WHAT IS EXPECTED: Scan the entries below and count the lines holding the string "далее". Supply only the number.

◆ ◆ ◆ ◆ ◆

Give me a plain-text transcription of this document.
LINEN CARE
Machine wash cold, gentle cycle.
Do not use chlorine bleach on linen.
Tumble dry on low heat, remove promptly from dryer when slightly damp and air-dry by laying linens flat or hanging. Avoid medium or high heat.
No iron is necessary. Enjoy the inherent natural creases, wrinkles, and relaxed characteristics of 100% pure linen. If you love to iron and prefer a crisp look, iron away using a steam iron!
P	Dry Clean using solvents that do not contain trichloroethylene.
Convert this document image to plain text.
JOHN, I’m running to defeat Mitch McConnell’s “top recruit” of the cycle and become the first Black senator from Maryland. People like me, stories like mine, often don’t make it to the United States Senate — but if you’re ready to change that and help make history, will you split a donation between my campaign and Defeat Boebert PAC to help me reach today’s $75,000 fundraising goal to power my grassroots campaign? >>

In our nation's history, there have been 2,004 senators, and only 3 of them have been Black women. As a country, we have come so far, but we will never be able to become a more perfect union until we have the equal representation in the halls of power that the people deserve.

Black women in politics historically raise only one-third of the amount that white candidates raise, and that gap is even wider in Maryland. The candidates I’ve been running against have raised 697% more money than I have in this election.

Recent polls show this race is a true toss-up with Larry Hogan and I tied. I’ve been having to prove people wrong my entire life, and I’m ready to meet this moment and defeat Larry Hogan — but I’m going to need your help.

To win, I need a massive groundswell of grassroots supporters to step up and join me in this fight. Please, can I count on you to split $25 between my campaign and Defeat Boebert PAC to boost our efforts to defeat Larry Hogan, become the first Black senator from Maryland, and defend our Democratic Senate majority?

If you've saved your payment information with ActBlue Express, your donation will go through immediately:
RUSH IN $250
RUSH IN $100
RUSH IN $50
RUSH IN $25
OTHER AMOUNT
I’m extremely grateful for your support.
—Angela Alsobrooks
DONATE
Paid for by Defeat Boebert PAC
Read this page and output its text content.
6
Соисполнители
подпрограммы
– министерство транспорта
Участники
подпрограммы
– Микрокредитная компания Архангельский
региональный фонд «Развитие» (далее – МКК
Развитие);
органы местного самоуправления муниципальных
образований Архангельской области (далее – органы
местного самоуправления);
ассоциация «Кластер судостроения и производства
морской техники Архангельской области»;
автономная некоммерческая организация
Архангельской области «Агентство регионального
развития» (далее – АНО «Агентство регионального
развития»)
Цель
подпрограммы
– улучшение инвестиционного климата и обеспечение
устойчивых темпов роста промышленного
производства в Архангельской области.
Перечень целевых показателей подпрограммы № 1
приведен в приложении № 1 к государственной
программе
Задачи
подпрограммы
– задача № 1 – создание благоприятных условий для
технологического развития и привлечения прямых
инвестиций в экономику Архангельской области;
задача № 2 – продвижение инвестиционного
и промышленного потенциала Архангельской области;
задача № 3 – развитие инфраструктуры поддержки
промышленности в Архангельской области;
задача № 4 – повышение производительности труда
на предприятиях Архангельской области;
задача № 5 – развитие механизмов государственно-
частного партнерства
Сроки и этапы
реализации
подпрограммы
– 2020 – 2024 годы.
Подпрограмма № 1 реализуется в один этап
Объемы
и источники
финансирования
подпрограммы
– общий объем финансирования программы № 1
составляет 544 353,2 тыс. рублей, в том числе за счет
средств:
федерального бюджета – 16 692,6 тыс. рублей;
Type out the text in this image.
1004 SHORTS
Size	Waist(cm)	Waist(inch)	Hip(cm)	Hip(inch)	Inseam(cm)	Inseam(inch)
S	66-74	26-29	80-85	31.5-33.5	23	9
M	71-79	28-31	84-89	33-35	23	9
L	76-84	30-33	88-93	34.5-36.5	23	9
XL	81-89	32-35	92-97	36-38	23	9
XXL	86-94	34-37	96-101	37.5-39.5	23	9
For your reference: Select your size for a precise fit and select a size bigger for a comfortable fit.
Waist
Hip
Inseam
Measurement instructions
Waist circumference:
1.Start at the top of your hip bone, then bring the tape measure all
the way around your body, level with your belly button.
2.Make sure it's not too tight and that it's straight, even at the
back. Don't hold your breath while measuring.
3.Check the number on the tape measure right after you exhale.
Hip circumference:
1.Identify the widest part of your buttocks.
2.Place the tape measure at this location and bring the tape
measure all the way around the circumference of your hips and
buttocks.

◆ ◆ ◆ ◆ ◆

EXPECTED ANSWER: 3